▶ What is being asked: Give only the number of lines that contain the word "device".

▶ Dataset excerpts:
===============

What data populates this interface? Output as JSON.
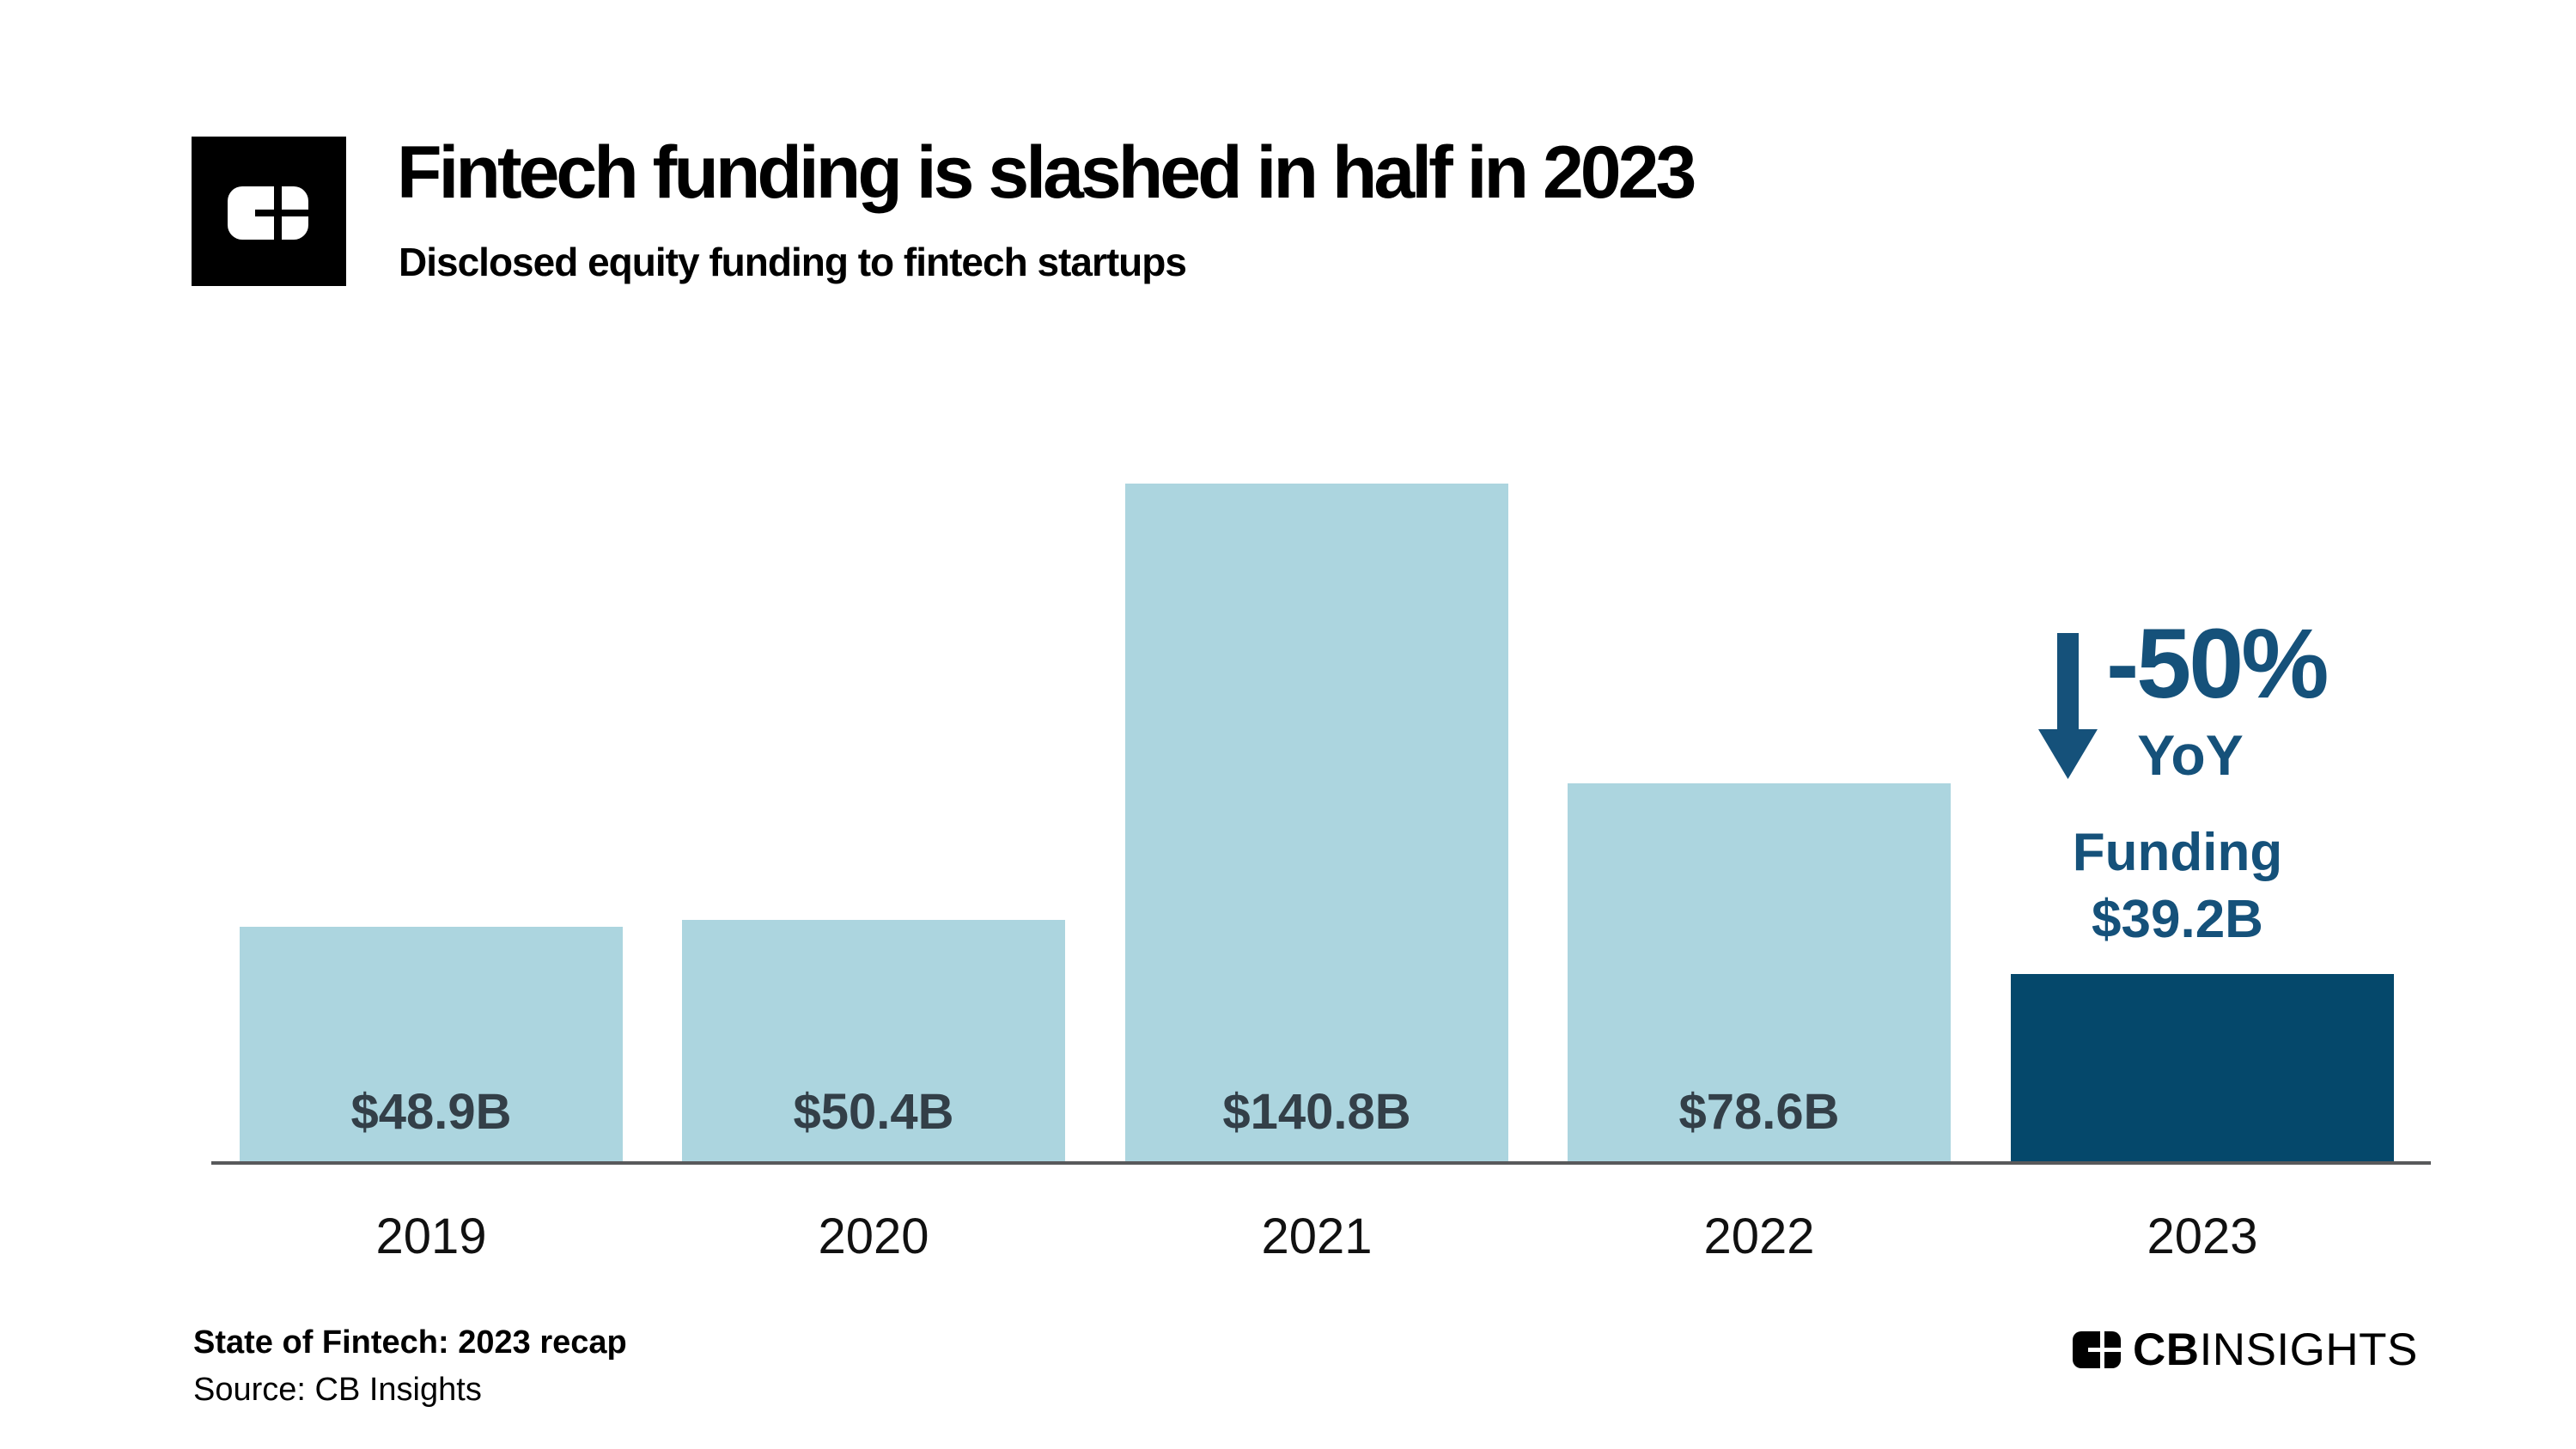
{
  "header": {
    "title": "Fintech funding is slashed in half in 2023",
    "subtitle": "Disclosed equity funding to fintech startups"
  },
  "chart_data": {
    "type": "bar",
    "title": "Fintech funding is slashed in half in 2023",
    "subtitle": "Disclosed equity funding to fintech startups",
    "categories": [
      "2019",
      "2020",
      "2021",
      "2022",
      "2023"
    ],
    "values": [
      48.9,
      50.4,
      140.8,
      78.6,
      39.2
    ],
    "value_labels": [
      "$48.9B",
      "$50.4B",
      "$140.8B",
      "$78.6B",
      ""
    ],
    "xlabel": "",
    "ylabel": "",
    "ylim": [
      0,
      150
    ],
    "grid": false,
    "legend": false,
    "bar_colors": [
      "#ACD5DF",
      "#ACD5DF",
      "#ACD5DF",
      "#ACD5DF",
      "#05486B"
    ],
    "highlight_index": 4,
    "annotation": {
      "percent": "-50%",
      "period": "YoY",
      "funding_label": "Funding",
      "funding_value": "$39.2B"
    }
  },
  "footer": {
    "report_title": "State of Fintech: 2023 recap",
    "source": "Source: CB Insights",
    "brand_cb": "CB",
    "brand_insights": "INSIGHTS"
  },
  "icons": {
    "header_logo": "cb-insights-logo-mark",
    "annotation_arrow": "down-arrow-icon",
    "footer_logo": "cb-insights-logo-mark-small"
  },
  "colors": {
    "background": "#FFFFFF",
    "bar_light": "#ACD5DF",
    "bar_dark": "#05486B",
    "annotation": "#15517A",
    "value_label": "#333F48",
    "axis": "#58595B",
    "text": "#000000"
  }
}
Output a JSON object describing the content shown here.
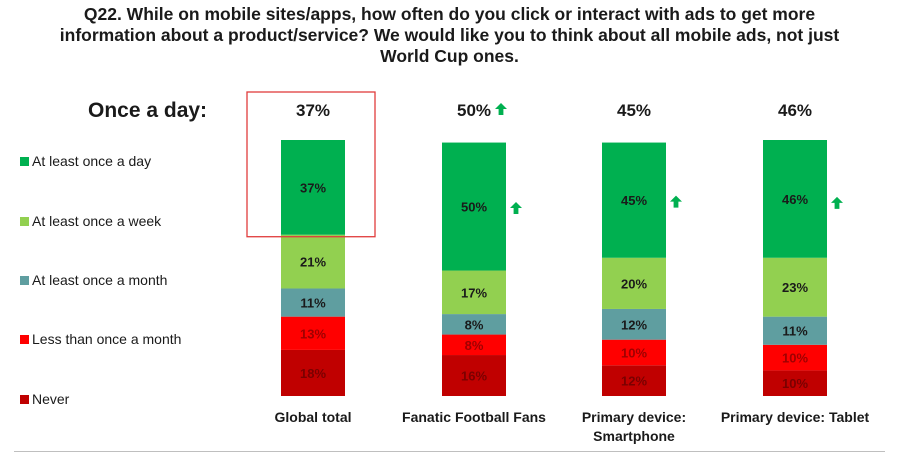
{
  "title_lines": [
    "Q22. While on mobile sites/apps, how often do you click or interact with ads to get more",
    "information about a product/service? We would like you to think about all mobile ads, not just",
    "World Cup ones."
  ],
  "once_a_day_label": "Once a day:",
  "colors": {
    "at_least_once_a_day": "#00b050",
    "at_least_once_a_week": "#92d050",
    "at_least_once_a_month": "#5f9ea0",
    "less_than_once_a_month": "#ff0000",
    "never": "#c00000",
    "highlight_box": "#e03c3c",
    "arrow": "#00b050"
  },
  "chart_data": {
    "type": "bar",
    "stacked": true,
    "orientation": "vertical",
    "percent_stacked": true,
    "categories": [
      "Global total",
      "Fanatic Football Fans",
      "Primary device: Smartphone",
      "Primary device: Tablet"
    ],
    "category_label_lines": [
      [
        "Global total"
      ],
      [
        "Fanatic Football Fans"
      ],
      [
        "Primary device:",
        "Smartphone"
      ],
      [
        "Primary device: Tablet"
      ]
    ],
    "series": [
      {
        "name": "Never",
        "values": [
          18,
          16,
          12,
          10
        ],
        "labels": [
          "18%",
          "16%",
          "12%",
          "10%"
        ]
      },
      {
        "name": "Less than once a month",
        "values": [
          13,
          8,
          10,
          10
        ],
        "labels": [
          "13%",
          "8%",
          "10%",
          "10%"
        ]
      },
      {
        "name": "At least once a month",
        "values": [
          11,
          8,
          12,
          11
        ],
        "labels": [
          "11%",
          "8%",
          "12%",
          "11%"
        ]
      },
      {
        "name": "At least once a week",
        "values": [
          21,
          17,
          20,
          23
        ],
        "labels": [
          "21%",
          "17%",
          "20%",
          "23%"
        ]
      },
      {
        "name": "At least once a day",
        "values": [
          37,
          50,
          45,
          46
        ],
        "labels": [
          "37%",
          "50%",
          "45%",
          "46%"
        ]
      }
    ],
    "legend": {
      "placement": "left",
      "entries": [
        "At least once a day",
        "At least once a week",
        "At least once a month",
        "Less than once a month",
        "Never"
      ]
    },
    "once_a_day_headers": [
      "37%",
      "50%",
      "45%",
      "46%"
    ],
    "header_up_arrow": [
      false,
      true,
      false,
      false
    ],
    "bar_up_arrow": [
      false,
      true,
      true,
      true
    ],
    "highlighted_category": "Global total",
    "ylim": [
      0,
      100
    ],
    "grid": false
  }
}
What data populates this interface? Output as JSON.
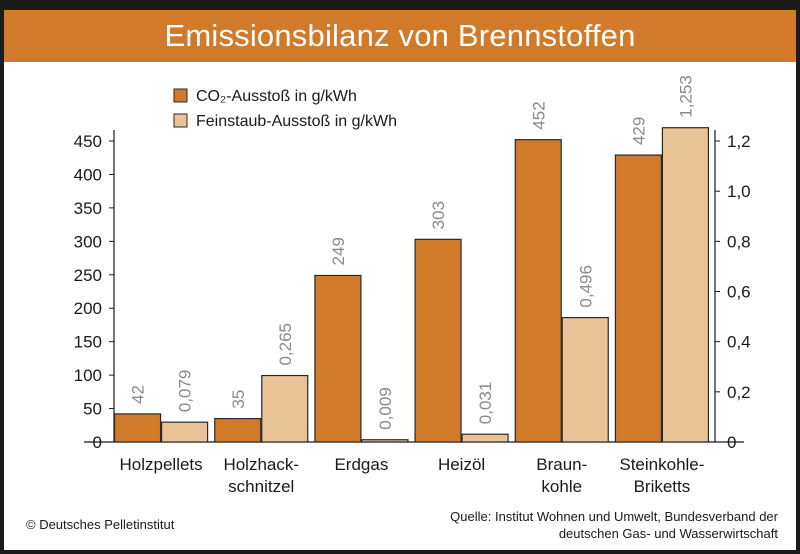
{
  "title": "Emissionsbilanz von Brennstoffen",
  "colors": {
    "title_bar": "#d07a2a",
    "co2": "#d07a2a",
    "fine_dust": "#eac397",
    "bar_stroke": "#2a2a2a",
    "value_label": "#8a8a8a"
  },
  "chart_data": {
    "type": "bar",
    "categories": [
      [
        "Holzpellets"
      ],
      [
        "Holzhack-",
        "schnitzel"
      ],
      [
        "Erdgas"
      ],
      [
        "Heizöl"
      ],
      [
        "Braun-",
        "kohle"
      ],
      [
        "Steinkohle-",
        "Briketts"
      ]
    ],
    "series": [
      {
        "name": "CO₂-Ausstoß in g/kWh",
        "axis": "left",
        "values": [
          42,
          35,
          249,
          303,
          452,
          429
        ],
        "labels": [
          "42",
          "35",
          "249",
          "303",
          "452",
          "429"
        ]
      },
      {
        "name": "Feinstaub-Ausstoß in g/kWh",
        "axis": "right",
        "values": [
          0.079,
          0.265,
          0.009,
          0.031,
          0.496,
          1.253
        ],
        "labels": [
          "0,079",
          "0,265",
          "0,009",
          "0,031",
          "0,496",
          "1,253"
        ]
      }
    ],
    "left_axis": {
      "ylim": [
        0,
        450
      ],
      "ticks": [
        0,
        50,
        100,
        150,
        200,
        250,
        300,
        350,
        400,
        450
      ],
      "tick_labels": [
        "0",
        "50",
        "100",
        "150",
        "200",
        "250",
        "300",
        "350",
        "400",
        "450"
      ]
    },
    "right_axis": {
      "ylim": [
        0,
        1.2
      ],
      "ticks": [
        0,
        0.2,
        0.4,
        0.6,
        0.8,
        1.0,
        1.2
      ],
      "tick_labels": [
        "0",
        "0,2",
        "0,4",
        "0,6",
        "0,8",
        "1,0",
        "1,2"
      ]
    },
    "grid": false,
    "legend_position": "top-left"
  },
  "footer": {
    "copyright": "© Deutsches Pelletinstitut",
    "source_line1": "Quelle: Institut Wohnen und Umwelt, Bundesverband der",
    "source_line2": "deutschen Gas-  und Wasserwirtschaft"
  }
}
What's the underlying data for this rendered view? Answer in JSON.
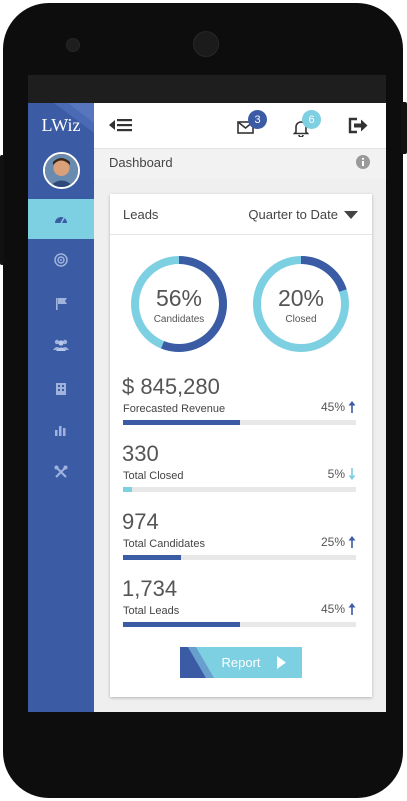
{
  "app": {
    "logo": "LWiz"
  },
  "colors": {
    "primary": "#3b5ba5",
    "accent": "#7dcfe2",
    "up": "#3b5ba5",
    "down": "#7dcfe2"
  },
  "sidebar": {
    "items": [
      {
        "icon": "dashboard-icon",
        "active": true
      },
      {
        "icon": "target-icon",
        "active": false
      },
      {
        "icon": "flag-icon",
        "active": false
      },
      {
        "icon": "users-icon",
        "active": false
      },
      {
        "icon": "building-icon",
        "active": false
      },
      {
        "icon": "bar-chart-icon",
        "active": false
      },
      {
        "icon": "tools-icon",
        "active": false
      }
    ]
  },
  "topbar": {
    "menu_icon": "menu-collapse-icon",
    "mail_badge": "3",
    "bell_badge": "6",
    "logout_icon": "logout-icon"
  },
  "breadcrumb": {
    "title": "Dashboard"
  },
  "card": {
    "title": "Leads",
    "period": "Quarter to Date",
    "donuts": [
      {
        "percent": "56%",
        "label": "Candidates",
        "value": 0.56
      },
      {
        "percent": "20%",
        "label": "Closed",
        "value": 0.2
      }
    ],
    "metrics": [
      {
        "value": "$ 845,280",
        "label": "Forecasted Revenue",
        "percent": "45%",
        "trend": "up",
        "fill": 0.5
      },
      {
        "value": "330",
        "label": "Total Closed",
        "percent": "5%",
        "trend": "down",
        "fill": 0.04
      },
      {
        "value": "974",
        "label": "Total Candidates",
        "percent": "25%",
        "trend": "up",
        "fill": 0.25
      },
      {
        "value": "1,734",
        "label": "Total Leads",
        "percent": "45%",
        "trend": "up",
        "fill": 0.5
      }
    ],
    "report_button": "Report"
  }
}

===============

▶ Full solution: 4